Challenge:
Lift out each line of the data that holds "Межбюджетные".

** Start Input material **

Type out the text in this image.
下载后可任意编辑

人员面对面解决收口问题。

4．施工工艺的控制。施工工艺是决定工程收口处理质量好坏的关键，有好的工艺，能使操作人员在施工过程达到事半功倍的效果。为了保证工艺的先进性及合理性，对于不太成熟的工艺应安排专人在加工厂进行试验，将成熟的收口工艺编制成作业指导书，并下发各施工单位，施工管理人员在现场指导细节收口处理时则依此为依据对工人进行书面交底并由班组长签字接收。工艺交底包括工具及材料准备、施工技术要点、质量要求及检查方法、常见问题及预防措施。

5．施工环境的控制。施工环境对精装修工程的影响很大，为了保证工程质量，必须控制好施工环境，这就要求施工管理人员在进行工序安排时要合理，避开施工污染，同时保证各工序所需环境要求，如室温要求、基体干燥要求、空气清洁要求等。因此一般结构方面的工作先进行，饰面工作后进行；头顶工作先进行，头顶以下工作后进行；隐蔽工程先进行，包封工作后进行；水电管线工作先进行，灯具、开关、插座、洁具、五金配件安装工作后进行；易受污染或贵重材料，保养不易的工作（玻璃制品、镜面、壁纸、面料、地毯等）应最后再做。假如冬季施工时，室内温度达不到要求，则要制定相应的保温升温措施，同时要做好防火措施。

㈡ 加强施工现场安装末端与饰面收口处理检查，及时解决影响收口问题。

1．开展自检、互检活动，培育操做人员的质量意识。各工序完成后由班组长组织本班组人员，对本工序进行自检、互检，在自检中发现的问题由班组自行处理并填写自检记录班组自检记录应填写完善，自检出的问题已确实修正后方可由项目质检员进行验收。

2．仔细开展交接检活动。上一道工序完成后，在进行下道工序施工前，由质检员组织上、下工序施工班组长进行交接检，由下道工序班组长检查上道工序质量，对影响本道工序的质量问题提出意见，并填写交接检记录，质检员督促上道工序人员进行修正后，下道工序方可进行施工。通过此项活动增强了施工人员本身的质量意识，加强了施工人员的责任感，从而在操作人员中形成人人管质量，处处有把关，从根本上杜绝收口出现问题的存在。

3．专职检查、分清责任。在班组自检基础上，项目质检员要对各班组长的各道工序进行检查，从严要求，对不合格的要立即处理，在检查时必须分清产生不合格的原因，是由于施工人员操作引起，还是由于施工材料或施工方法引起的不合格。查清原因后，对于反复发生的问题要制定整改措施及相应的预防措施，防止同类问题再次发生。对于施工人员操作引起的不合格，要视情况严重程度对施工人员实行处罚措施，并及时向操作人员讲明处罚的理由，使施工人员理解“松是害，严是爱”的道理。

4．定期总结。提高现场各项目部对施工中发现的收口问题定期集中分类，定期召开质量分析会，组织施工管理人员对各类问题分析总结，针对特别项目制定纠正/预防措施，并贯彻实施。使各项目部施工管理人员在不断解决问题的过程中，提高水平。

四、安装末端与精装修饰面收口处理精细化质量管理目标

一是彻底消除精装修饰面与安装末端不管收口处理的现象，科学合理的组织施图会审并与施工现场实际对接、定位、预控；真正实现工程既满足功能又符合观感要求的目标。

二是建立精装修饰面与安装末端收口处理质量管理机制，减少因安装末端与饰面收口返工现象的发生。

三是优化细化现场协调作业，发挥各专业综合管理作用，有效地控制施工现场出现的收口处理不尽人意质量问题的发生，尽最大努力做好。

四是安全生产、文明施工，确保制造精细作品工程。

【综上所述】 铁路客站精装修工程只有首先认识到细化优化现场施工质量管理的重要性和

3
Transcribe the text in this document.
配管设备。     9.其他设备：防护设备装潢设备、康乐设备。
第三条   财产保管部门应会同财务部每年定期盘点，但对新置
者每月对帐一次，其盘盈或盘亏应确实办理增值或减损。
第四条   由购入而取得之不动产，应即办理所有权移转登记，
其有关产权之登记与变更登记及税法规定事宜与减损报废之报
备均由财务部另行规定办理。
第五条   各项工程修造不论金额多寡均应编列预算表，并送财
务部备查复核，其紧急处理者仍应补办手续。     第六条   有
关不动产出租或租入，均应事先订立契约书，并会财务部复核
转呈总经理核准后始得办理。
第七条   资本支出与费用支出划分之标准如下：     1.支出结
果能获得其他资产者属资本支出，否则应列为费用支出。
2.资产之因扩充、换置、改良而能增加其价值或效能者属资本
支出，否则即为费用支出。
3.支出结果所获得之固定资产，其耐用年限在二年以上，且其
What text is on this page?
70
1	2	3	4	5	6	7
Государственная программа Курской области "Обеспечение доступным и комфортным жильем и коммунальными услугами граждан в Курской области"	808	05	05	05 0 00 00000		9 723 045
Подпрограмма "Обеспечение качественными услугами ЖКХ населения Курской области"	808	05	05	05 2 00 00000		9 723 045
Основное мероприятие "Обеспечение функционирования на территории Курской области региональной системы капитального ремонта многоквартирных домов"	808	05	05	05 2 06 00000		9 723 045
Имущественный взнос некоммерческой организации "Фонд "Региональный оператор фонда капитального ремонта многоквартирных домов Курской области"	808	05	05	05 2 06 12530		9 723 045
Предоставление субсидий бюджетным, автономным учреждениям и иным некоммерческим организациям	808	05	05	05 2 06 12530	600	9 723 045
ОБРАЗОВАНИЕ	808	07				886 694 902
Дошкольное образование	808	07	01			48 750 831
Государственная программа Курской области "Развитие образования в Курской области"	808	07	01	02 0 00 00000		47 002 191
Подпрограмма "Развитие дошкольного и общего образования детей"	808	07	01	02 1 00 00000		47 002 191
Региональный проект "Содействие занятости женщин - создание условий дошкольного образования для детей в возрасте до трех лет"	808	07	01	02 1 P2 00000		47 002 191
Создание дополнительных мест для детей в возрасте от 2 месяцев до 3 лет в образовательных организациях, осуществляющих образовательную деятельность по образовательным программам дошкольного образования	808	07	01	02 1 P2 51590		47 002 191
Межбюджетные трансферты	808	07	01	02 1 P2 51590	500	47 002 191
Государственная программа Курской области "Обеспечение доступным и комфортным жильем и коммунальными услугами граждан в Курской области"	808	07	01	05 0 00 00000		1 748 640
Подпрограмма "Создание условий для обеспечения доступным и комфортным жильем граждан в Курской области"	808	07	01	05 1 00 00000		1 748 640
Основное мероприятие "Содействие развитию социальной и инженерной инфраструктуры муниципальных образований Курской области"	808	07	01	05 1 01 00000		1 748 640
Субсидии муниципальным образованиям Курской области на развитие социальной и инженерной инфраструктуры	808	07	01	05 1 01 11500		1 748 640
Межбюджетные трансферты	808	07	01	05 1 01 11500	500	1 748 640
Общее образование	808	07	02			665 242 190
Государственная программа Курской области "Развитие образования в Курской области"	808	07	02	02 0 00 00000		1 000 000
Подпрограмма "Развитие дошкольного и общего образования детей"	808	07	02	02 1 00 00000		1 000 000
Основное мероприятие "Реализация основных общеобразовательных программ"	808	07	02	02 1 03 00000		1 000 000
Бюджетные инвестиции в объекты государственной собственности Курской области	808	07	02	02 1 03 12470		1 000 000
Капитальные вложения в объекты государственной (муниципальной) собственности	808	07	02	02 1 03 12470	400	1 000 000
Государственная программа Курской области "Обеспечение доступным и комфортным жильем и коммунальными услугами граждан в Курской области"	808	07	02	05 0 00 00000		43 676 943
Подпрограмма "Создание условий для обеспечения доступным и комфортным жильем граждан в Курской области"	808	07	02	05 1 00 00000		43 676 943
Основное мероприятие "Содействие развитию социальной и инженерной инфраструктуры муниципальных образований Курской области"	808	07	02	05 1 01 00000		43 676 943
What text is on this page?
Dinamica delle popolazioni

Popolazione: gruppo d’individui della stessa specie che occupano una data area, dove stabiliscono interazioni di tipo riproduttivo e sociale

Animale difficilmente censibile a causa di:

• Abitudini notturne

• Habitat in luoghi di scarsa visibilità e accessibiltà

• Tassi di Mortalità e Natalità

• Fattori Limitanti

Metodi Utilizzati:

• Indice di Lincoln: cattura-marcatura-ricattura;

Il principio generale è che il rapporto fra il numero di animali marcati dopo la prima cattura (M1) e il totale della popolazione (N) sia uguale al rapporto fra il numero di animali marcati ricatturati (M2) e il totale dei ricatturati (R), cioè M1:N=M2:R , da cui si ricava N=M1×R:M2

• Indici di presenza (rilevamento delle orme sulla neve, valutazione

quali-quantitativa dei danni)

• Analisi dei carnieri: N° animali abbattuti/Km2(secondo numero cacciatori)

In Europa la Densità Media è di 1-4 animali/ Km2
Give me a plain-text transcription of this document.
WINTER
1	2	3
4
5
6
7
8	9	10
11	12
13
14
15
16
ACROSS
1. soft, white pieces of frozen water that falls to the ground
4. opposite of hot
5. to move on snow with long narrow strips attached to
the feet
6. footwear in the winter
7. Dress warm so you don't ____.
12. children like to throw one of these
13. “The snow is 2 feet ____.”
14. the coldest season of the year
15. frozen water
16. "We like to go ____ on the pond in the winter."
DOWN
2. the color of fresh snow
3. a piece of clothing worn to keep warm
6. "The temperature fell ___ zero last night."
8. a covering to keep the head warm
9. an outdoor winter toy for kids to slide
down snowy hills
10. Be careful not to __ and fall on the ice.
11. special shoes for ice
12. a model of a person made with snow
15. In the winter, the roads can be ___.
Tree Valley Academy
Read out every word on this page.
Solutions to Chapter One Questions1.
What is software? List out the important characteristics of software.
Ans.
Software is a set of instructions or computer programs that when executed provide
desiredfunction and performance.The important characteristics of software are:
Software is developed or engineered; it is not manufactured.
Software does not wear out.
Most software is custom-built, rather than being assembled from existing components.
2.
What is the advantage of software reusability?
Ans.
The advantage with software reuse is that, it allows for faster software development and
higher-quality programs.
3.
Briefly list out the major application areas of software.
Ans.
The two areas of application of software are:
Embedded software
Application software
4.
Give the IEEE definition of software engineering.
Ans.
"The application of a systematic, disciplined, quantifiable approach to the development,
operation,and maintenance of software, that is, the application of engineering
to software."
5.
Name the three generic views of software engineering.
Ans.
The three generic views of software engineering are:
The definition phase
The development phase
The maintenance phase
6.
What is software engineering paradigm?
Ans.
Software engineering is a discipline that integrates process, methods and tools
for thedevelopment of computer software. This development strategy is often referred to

** End Input material **

Output of the task:
Межбюджетные трансферты	808	07	01	02 1 P2 51590	500	47 002 191
Межбюджетные трансферты	808	07	01	05 1 01 11500	500	1 748 640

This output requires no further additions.